**What to do**. Show every line in the entries below where the word "Temperature" appears.

## BEGIN

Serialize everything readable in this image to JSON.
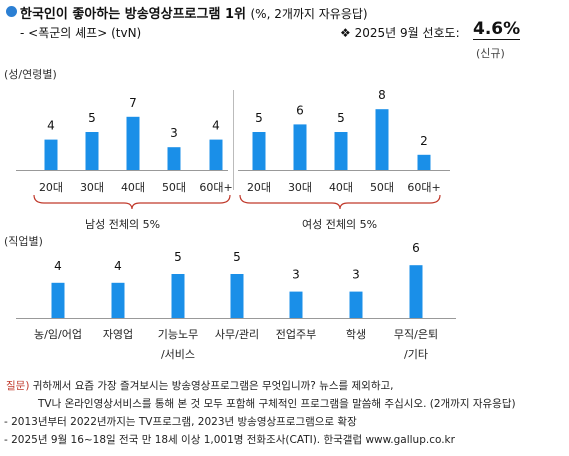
{
  "header": {
    "title": "한국인이 좋아하는 방송영상프로그램 1위",
    "title_note": "(%, 2개까지 자유응답)",
    "program": "- <폭군의 셰프> (tvN)",
    "pref_label": "❖  2025년 9월 선호도:",
    "pref_value": "4.6%",
    "pref_note": "(신규)"
  },
  "sections": {
    "gender_age": "(성/연령별)",
    "job": "(직업별)"
  },
  "groups": {
    "male": "남성 전체의 5%",
    "female": "여성 전체의 5%"
  },
  "colors": {
    "bar": "#1a8fe8",
    "bracket": "#c0392b",
    "title_dot": "#2b7fd3",
    "question_label": "#c0392b"
  },
  "chart_data": [
    {
      "type": "bar",
      "title": "(성/연령별)",
      "categories": [
        "20대",
        "30대",
        "40대",
        "50대",
        "60대+",
        "20대",
        "30대",
        "40대",
        "50대",
        "60대+"
      ],
      "series": [
        {
          "name": "남성",
          "values": [
            4,
            5,
            7,
            3,
            4,
            null,
            null,
            null,
            null,
            null
          ]
        },
        {
          "name": "여성",
          "values": [
            null,
            null,
            null,
            null,
            null,
            5,
            6,
            5,
            8,
            2
          ]
        }
      ],
      "values": [
        4,
        5,
        7,
        3,
        4,
        5,
        6,
        5,
        8,
        2
      ],
      "ylim": [
        0,
        8
      ],
      "grid": false
    },
    {
      "type": "bar",
      "title": "(직업별)",
      "categories": [
        "농/임/어업",
        "자영업",
        "기능노무\n/서비스",
        "사무/관리",
        "전업주부",
        "학생",
        "무직/은퇴\n/기타"
      ],
      "values": [
        4,
        4,
        5,
        5,
        3,
        3,
        6
      ],
      "ylim": [
        0,
        6
      ],
      "grid": false
    }
  ],
  "footer": {
    "question_label": "질문)",
    "question_1": "귀하께서 요즘 가장 즐겨보시는 방송영상프로그램은 무엇입니까? 뉴스를 제외하고,",
    "question_2": "TV나 온라인영상서비스를 통해 본 것 모두 포함해 구체적인 프로그램을 말씀해 주십시오. (2개까지 자유응답)",
    "note_1": "- 2013년부터 2022년까지는 TV프로그램, 2023년 방송영상프로그램으로 확장",
    "note_2": "- 2025년 9월 16~18일 전국 만 18세 이상 1,001명 전화조사(CATI). 한국갤럽 www.gallup.co.kr"
  }
}
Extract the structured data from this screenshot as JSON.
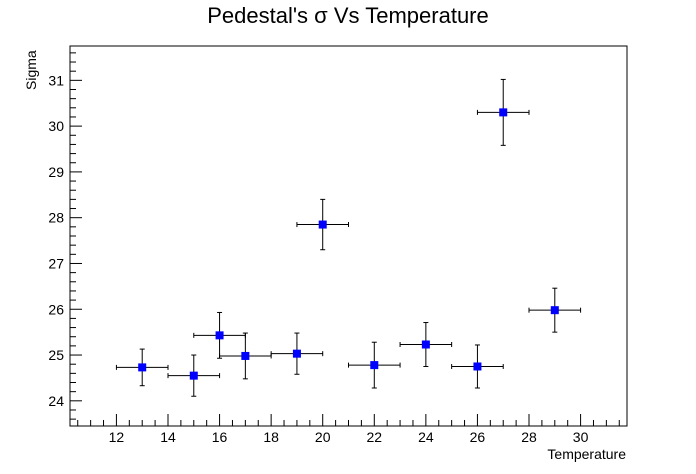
{
  "chart_data": {
    "type": "scatter",
    "title": "Pedestal's σ Vs Temperature",
    "xlabel": "Temperature",
    "ylabel": "Sigma",
    "xlim": [
      10.2,
      31.8
    ],
    "ylim": [
      23.45,
      31.75
    ],
    "x_ticks": [
      12,
      14,
      16,
      18,
      20,
      22,
      24,
      26,
      28,
      30
    ],
    "y_ticks": [
      24,
      25,
      26,
      27,
      28,
      29,
      30,
      31
    ],
    "grid": false,
    "marker_color": "#0000ff",
    "points": [
      {
        "x": 13,
        "y": 24.73,
        "xerr": 1,
        "yerr": 0.4
      },
      {
        "x": 15,
        "y": 24.55,
        "xerr": 1,
        "yerr": 0.45
      },
      {
        "x": 16,
        "y": 25.43,
        "xerr": 1,
        "yerr": 0.5
      },
      {
        "x": 17,
        "y": 24.98,
        "xerr": 1,
        "yerr": 0.5
      },
      {
        "x": 19,
        "y": 25.03,
        "xerr": 1,
        "yerr": 0.45
      },
      {
        "x": 20,
        "y": 27.85,
        "xerr": 1,
        "yerr": 0.55
      },
      {
        "x": 22,
        "y": 24.78,
        "xerr": 1,
        "yerr": 0.5
      },
      {
        "x": 24,
        "y": 25.23,
        "xerr": 1,
        "yerr": 0.48
      },
      {
        "x": 26,
        "y": 24.75,
        "xerr": 1,
        "yerr": 0.47
      },
      {
        "x": 27,
        "y": 30.3,
        "xerr": 1,
        "yerr": 0.72
      },
      {
        "x": 29,
        "y": 25.98,
        "xerr": 1,
        "yerr": 0.48
      }
    ]
  }
}
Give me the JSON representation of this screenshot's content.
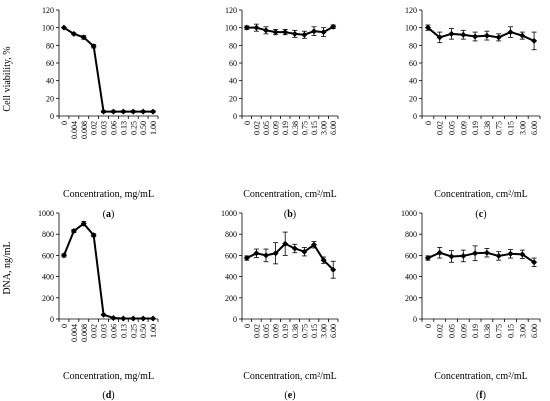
{
  "ylabels": {
    "top": "Cell viability, %",
    "bottom": "DNA, ng/mL"
  },
  "chart_data": [
    {
      "type": "line",
      "panel_label": "(a)",
      "xlabel": "Concentration, mg/mL",
      "ylabel": "Cell viability, %",
      "ylim": [
        0,
        120
      ],
      "yticks": [
        0,
        20,
        40,
        60,
        80,
        100,
        120
      ],
      "categories": [
        "0",
        "0.004",
        "0.008",
        "0.02",
        "0.03",
        "0.06",
        "0.13",
        "0.25",
        "0.50",
        "1.00"
      ],
      "values": [
        100,
        93,
        89,
        79,
        5,
        5,
        5,
        5,
        5,
        5
      ],
      "errors": [
        0,
        1,
        2,
        2,
        1,
        1,
        1,
        1,
        1,
        1
      ]
    },
    {
      "type": "line",
      "panel_label": "(b)",
      "xlabel": "Concentration, cm²/mL",
      "ylabel": "",
      "ylim": [
        0,
        120
      ],
      "yticks": [
        0,
        20,
        40,
        60,
        80,
        100,
        120
      ],
      "categories": [
        "0",
        "0.02",
        "0.05",
        "0.09",
        "0.19",
        "0.38",
        "0.75",
        "0.15",
        "3.00",
        "6.00"
      ],
      "values": [
        100,
        100,
        97,
        95,
        95,
        93,
        92,
        96,
        95,
        101
      ],
      "errors": [
        2,
        4,
        4,
        3,
        3,
        4,
        4,
        5,
        5,
        2
      ]
    },
    {
      "type": "line",
      "panel_label": "(c)",
      "xlabel": "Concentration, cm²/mL",
      "ylabel": "",
      "ylim": [
        0,
        120
      ],
      "yticks": [
        0,
        20,
        40,
        60,
        80,
        100,
        120
      ],
      "categories": [
        "0",
        "0.02",
        "0.05",
        "0.09",
        "0.19",
        "0.38",
        "0.75",
        "0.15",
        "3.00",
        "6.00"
      ],
      "values": [
        100,
        89,
        93,
        92,
        90,
        91,
        89,
        95,
        91,
        85
      ],
      "errors": [
        3,
        6,
        6,
        5,
        5,
        5,
        4,
        6,
        4,
        10
      ]
    },
    {
      "type": "line",
      "panel_label": "(d)",
      "xlabel": "Concentration, mg/mL",
      "ylabel": "DNA, ng/mL",
      "ylim": [
        0,
        1000
      ],
      "yticks": [
        0,
        200,
        400,
        600,
        800,
        1000
      ],
      "categories": [
        "0",
        "0.004",
        "0.008",
        "0.02",
        "0.03",
        "0.06",
        "0.13",
        "0.25",
        "0.50",
        "1.00"
      ],
      "values": [
        600,
        830,
        900,
        790,
        40,
        10,
        5,
        5,
        5,
        5
      ],
      "errors": [
        15,
        15,
        20,
        15,
        5,
        3,
        2,
        2,
        2,
        2
      ]
    },
    {
      "type": "line",
      "panel_label": "(e)",
      "xlabel": "Concentration, cm²/mL",
      "ylabel": "",
      "ylim": [
        0,
        1000
      ],
      "yticks": [
        0,
        200,
        400,
        600,
        800,
        1000
      ],
      "categories": [
        "0",
        "0.02",
        "0.05",
        "0.09",
        "0.19",
        "0.38",
        "0.75",
        "0.15",
        "3.00",
        "6.00"
      ],
      "values": [
        575,
        620,
        600,
        620,
        710,
        665,
        635,
        700,
        555,
        465
      ],
      "errors": [
        20,
        40,
        60,
        100,
        110,
        40,
        40,
        30,
        30,
        80
      ]
    },
    {
      "type": "line",
      "panel_label": "(f)",
      "xlabel": "Concentration, cm²/mL",
      "ylabel": "",
      "ylim": [
        0,
        1000
      ],
      "yticks": [
        0,
        200,
        400,
        600,
        800,
        1000
      ],
      "categories": [
        "0",
        "0.02",
        "0.05",
        "0.09",
        "0.19",
        "0.38",
        "0.75",
        "0.15",
        "3.00",
        "6.00"
      ],
      "values": [
        575,
        625,
        590,
        595,
        620,
        625,
        595,
        615,
        610,
        535
      ],
      "errors": [
        20,
        50,
        55,
        55,
        70,
        40,
        40,
        40,
        40,
        40
      ]
    }
  ]
}
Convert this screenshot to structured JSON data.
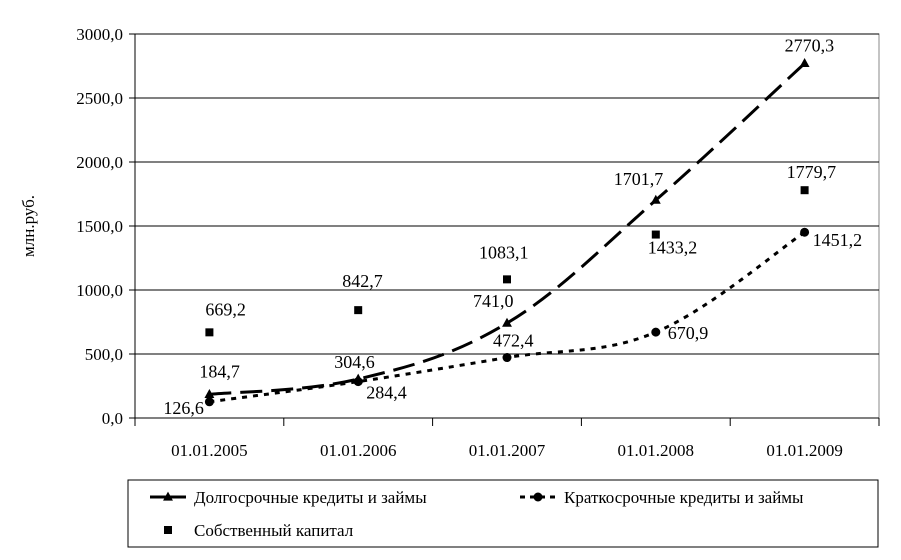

## END

**Complete response**.
    "title": "Pedestal's σ Vs Temperature",
    "xlabel": "Temperature",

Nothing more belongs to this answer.